Extrait du texte:
Optavi et datus est mihi sensus,
Invocavi et venit in me spiritus sapientiæ,
Et præposui illam regnis et sedibus.


puis la voix reprenait un texte anglais dont voici le sens :

«… J’ai prié, et l’esprit de la sagesse est descendu sur moi… Le pouvoir personnel de la sagesse, la σοφια ou sainte Sophie à laquelle le premier grand temple chrétien a été dédié, cette sagesse supérieure qui gouverne par sa présence toute la conduite des choses terrestres et par son enseignement l’art terrestre tout entier, Florence vous dit qu’elle ne l’a obtenue que par la prière… »

Longtemps elle lut ainsi, passant des aperçus les plus vastes sur le rôle de la discipline dans la pensée humaine aux remarques les plus minutieuses sur les doigts ou les cheveux de tel personnage de la fresque, notant les repeints, étudiant les airs de têtes, les plis des robes, opposant l’attitude calme de la Rhétorique aux gestes outrés des gens des rues de Florence, « qui font des lèvres de leurs doigts et espèrent sottement arracher par leurs vociférations ce qu’ils désirent des hommes ou de Dieu… »

Données brutes:
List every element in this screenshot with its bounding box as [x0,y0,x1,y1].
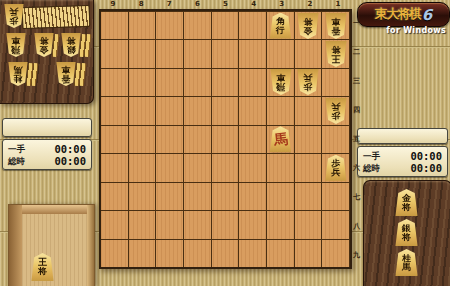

Problème court: Selon l'extrait, par quel moyen Florence dit-elle avoir obtenu la sagesse ? Les lignes forment un matériau indépendant de l'extrait.

Réponse complète: Florence dit ne l'avoir obtenue que par la prière.